▸ **The request**
Check each line below for the word "resolution" and give the number of lines that have it, nothing more.

## START Input material

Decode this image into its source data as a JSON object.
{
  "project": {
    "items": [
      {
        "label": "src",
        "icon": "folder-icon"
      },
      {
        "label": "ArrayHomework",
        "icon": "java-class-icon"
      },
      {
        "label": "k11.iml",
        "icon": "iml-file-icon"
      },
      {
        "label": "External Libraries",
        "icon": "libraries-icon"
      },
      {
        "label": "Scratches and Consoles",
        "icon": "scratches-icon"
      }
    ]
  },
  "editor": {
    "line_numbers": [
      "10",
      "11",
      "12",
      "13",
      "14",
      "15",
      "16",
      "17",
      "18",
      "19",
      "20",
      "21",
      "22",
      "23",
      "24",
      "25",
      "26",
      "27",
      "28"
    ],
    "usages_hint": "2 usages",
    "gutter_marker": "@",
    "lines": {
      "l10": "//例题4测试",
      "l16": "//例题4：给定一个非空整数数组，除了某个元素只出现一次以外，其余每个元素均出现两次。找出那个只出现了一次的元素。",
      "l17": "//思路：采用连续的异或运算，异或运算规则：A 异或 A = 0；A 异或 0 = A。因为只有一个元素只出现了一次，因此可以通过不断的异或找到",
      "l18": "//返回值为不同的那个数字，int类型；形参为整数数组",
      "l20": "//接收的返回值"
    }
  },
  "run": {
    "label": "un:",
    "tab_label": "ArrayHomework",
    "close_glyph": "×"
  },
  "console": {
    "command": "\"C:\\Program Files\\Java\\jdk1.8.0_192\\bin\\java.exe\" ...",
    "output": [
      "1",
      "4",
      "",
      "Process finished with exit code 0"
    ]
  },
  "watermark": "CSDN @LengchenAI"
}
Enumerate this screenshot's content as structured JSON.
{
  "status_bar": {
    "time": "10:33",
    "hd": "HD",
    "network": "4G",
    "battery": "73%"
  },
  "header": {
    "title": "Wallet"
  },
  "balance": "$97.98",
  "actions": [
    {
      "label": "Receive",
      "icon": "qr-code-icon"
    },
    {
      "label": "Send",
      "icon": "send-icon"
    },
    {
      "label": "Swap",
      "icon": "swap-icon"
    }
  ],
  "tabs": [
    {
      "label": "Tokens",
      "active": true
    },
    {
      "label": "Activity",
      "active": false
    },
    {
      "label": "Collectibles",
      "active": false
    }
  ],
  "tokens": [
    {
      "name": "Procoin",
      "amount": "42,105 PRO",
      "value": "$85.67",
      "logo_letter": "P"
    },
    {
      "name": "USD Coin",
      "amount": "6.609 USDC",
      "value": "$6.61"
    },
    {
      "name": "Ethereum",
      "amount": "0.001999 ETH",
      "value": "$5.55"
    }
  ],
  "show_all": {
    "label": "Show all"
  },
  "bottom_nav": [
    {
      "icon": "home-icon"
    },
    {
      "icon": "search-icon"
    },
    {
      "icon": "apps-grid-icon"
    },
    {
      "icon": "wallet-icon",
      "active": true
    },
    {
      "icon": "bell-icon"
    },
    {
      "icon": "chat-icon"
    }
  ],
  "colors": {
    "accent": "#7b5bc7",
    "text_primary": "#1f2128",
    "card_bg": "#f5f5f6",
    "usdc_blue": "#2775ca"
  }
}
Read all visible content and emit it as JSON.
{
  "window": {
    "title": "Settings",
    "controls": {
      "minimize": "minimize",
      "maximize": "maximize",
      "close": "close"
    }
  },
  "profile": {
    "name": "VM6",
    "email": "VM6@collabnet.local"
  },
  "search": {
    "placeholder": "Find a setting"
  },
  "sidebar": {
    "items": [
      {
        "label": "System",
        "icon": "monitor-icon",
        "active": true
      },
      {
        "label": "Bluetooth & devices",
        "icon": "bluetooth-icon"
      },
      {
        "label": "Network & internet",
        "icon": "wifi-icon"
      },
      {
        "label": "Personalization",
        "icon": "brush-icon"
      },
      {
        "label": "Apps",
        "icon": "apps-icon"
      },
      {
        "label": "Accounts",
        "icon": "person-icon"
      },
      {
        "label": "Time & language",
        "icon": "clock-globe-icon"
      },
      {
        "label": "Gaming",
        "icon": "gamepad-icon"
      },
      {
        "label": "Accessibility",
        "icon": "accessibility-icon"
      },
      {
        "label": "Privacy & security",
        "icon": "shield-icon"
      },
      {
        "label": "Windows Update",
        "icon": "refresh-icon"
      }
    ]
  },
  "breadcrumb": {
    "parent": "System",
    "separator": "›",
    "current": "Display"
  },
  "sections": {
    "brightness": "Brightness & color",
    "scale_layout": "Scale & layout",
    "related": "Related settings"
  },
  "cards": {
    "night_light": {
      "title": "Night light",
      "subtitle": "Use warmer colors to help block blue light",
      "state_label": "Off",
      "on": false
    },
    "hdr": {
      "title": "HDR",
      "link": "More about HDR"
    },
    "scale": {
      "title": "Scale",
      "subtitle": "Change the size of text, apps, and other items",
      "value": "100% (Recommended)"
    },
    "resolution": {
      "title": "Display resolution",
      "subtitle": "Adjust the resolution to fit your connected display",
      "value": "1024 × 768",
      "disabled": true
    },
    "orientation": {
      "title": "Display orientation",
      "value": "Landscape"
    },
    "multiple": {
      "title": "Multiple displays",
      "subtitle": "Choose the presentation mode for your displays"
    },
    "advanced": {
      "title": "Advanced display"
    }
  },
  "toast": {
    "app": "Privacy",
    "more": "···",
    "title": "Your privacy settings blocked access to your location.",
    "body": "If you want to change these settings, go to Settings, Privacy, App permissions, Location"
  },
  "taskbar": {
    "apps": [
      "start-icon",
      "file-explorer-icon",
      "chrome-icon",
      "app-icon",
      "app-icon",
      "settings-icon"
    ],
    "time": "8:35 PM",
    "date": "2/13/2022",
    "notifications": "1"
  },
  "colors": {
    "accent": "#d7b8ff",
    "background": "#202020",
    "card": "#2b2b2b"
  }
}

## END Input material

▸ **Response to this task**
3